Your task: Write out each line word for word. Drop pictures.

## Begin Data provided

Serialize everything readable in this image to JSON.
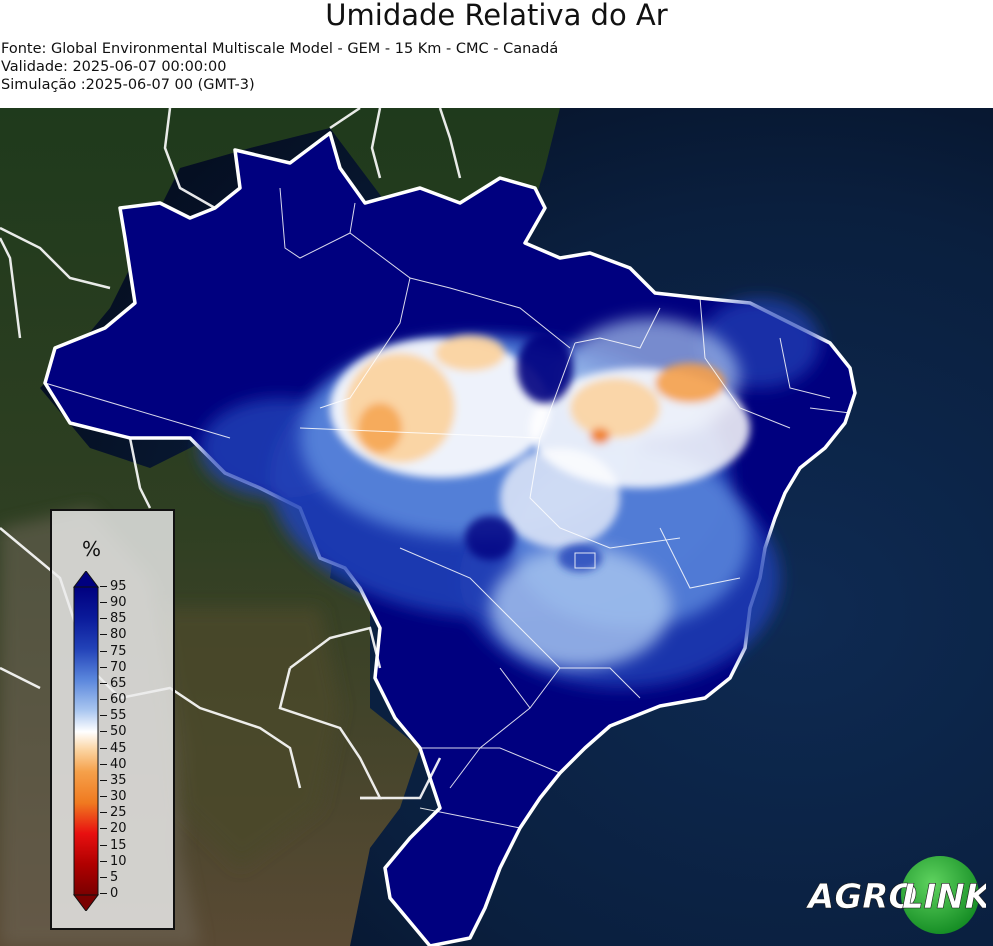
{
  "header": {
    "title": "Umidade Relativa do Ar",
    "source": "Fonte: Global Environmental Multiscale Model - GEM - 15 Km - CMC - Canadá",
    "validity": "Validade: 2025-06-07 00:00:00",
    "simulation": "Simulação :2025-06-07 00 (GMT-3)"
  },
  "legend": {
    "unit": "%",
    "ticks": [
      "95",
      "90",
      "85",
      "80",
      "75",
      "70",
      "65",
      "60",
      "55",
      "50",
      "45",
      "40",
      "35",
      "30",
      "25",
      "20",
      "15",
      "10",
      "5",
      "0"
    ],
    "colors": {
      "very_high": "#00007f",
      "high": "#2242b8",
      "mid_high": "#5a86dc",
      "light": "#a9c6f0",
      "white": "#ffffff",
      "light_orange": "#fbd3a0",
      "orange": "#f5a04a",
      "red": "#e81010",
      "dark_red": "#7a0000"
    }
  },
  "logo": {
    "text_left": "AGRO",
    "text_right": "LINK"
  }
}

## End Data provided

Problem solution:
Serialize everything readable in this image to JSON.
{
  "header": {
    "title": "Umidade Relativa do Ar",
    "source": "Fonte: Global Environmental Multiscale Model - GEM - 15 Km - CMC - Canadá",
    "validity": "Validade: 2025-06-07 00:00:00",
    "simulation": "Simulação :2025-06-07 00 (GMT-3)"
  },
  "legend": {
    "unit": "%",
    "ticks": [
      "95",
      "90",
      "85",
      "80",
      "75",
      "70",
      "65",
      "60",
      "55",
      "50",
      "45",
      "40",
      "35",
      "30",
      "25",
      "20",
      "15",
      "10",
      "5",
      "0"
    ],
    "colors": {
      "very_high": "#00007f",
      "high": "#2242b8",
      "mid_high": "#5a86dc",
      "light": "#a9c6f0",
      "white": "#ffffff",
      "light_orange": "#fbd3a0",
      "orange": "#f5a04a",
      "red": "#e81010",
      "dark_red": "#7a0000"
    }
  },
  "logo": {
    "text_left": "AGRO",
    "text_right": "LINK"
  }
}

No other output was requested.